- INPUT DATA
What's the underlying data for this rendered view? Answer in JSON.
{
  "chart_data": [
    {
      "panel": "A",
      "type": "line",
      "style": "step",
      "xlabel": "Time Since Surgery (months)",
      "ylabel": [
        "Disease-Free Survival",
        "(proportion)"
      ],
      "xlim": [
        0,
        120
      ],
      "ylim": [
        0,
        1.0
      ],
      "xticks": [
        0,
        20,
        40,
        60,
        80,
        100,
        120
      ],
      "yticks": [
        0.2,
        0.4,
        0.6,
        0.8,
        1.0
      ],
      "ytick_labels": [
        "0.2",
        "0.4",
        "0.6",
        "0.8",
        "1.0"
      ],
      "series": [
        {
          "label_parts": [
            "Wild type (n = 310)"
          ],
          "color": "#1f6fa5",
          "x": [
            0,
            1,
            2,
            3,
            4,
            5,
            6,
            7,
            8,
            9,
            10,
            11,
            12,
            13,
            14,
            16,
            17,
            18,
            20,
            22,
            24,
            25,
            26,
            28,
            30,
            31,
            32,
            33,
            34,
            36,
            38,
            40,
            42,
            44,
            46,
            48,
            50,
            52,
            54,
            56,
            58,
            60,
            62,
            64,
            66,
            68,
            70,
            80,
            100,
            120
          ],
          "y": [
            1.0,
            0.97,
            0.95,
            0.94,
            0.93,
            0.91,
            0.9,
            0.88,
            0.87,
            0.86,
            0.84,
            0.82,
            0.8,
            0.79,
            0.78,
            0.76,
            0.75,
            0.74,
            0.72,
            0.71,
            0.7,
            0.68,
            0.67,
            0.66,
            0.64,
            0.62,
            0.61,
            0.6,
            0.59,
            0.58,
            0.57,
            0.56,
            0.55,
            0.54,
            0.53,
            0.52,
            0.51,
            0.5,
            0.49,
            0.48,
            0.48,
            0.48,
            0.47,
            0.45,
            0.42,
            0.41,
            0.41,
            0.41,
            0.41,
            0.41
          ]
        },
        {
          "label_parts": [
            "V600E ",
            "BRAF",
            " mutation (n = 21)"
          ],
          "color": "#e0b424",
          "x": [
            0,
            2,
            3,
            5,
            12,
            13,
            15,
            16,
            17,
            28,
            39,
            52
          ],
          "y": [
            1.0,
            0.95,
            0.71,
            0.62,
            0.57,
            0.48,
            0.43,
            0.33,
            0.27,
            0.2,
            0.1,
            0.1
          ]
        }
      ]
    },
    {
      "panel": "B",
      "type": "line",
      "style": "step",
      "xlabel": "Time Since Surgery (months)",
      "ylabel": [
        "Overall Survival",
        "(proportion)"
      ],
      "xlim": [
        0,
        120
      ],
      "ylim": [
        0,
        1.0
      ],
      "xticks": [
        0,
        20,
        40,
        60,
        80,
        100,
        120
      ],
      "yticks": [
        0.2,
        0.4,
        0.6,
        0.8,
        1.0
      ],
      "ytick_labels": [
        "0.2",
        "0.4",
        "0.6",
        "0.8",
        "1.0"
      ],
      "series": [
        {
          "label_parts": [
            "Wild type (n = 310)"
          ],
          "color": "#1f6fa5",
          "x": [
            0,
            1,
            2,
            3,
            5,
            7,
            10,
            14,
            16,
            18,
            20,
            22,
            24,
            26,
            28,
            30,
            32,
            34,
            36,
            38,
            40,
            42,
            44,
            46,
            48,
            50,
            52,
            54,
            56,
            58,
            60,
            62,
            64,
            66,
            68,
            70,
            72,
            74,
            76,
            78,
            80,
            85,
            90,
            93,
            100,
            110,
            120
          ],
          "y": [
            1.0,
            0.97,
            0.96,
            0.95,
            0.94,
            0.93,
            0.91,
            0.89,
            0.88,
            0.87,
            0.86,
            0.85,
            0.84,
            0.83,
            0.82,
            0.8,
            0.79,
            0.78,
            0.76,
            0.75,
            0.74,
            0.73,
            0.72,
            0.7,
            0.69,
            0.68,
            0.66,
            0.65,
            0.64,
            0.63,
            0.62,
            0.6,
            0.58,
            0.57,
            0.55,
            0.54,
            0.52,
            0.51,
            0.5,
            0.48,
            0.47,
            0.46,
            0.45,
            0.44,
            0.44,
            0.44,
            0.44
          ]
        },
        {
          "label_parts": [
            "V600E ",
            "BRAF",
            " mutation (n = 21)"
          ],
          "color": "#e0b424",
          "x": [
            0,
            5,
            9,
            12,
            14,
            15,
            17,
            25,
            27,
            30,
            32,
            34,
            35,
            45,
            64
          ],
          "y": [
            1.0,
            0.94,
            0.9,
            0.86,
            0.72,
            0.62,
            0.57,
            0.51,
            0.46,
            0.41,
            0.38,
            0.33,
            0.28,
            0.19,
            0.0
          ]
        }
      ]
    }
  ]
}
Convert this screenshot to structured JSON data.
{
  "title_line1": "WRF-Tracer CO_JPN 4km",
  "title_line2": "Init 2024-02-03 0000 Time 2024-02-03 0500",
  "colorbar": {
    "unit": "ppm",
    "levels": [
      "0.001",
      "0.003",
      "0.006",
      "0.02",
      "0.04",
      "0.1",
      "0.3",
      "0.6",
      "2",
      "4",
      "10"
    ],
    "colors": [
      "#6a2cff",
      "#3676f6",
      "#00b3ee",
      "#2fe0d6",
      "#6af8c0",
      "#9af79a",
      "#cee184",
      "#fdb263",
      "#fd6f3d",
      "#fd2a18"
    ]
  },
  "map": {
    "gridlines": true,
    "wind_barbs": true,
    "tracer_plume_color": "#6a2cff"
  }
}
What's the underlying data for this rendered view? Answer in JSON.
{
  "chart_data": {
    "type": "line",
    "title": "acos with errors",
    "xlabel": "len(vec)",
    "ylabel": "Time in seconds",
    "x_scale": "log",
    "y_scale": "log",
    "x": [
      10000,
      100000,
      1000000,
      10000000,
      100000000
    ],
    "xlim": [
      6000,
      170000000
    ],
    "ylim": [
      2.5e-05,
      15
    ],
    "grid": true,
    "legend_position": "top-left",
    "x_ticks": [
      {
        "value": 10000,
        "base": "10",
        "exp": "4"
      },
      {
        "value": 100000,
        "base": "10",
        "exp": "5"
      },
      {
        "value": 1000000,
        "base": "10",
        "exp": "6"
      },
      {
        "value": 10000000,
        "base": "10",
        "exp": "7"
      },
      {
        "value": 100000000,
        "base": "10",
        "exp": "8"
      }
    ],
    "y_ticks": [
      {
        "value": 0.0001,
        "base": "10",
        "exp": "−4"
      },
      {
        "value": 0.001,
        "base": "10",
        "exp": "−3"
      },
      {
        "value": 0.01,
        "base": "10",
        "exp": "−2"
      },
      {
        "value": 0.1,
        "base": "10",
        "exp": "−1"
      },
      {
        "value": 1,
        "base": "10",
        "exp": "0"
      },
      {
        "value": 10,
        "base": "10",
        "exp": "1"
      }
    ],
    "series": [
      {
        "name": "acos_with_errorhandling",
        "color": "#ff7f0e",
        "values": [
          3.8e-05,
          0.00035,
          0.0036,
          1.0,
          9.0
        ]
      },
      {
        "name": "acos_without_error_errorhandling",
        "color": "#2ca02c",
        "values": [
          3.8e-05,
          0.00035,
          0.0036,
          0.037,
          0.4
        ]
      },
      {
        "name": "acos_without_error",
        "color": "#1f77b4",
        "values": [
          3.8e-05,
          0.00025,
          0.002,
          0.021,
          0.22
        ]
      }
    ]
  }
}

- SET PROBLEM
Report each line in the preceding entries that holds the string "Survival".

- SOLUTION TO THIS PROBLEM
        "Disease-Free Survival",
        "Overall Survival",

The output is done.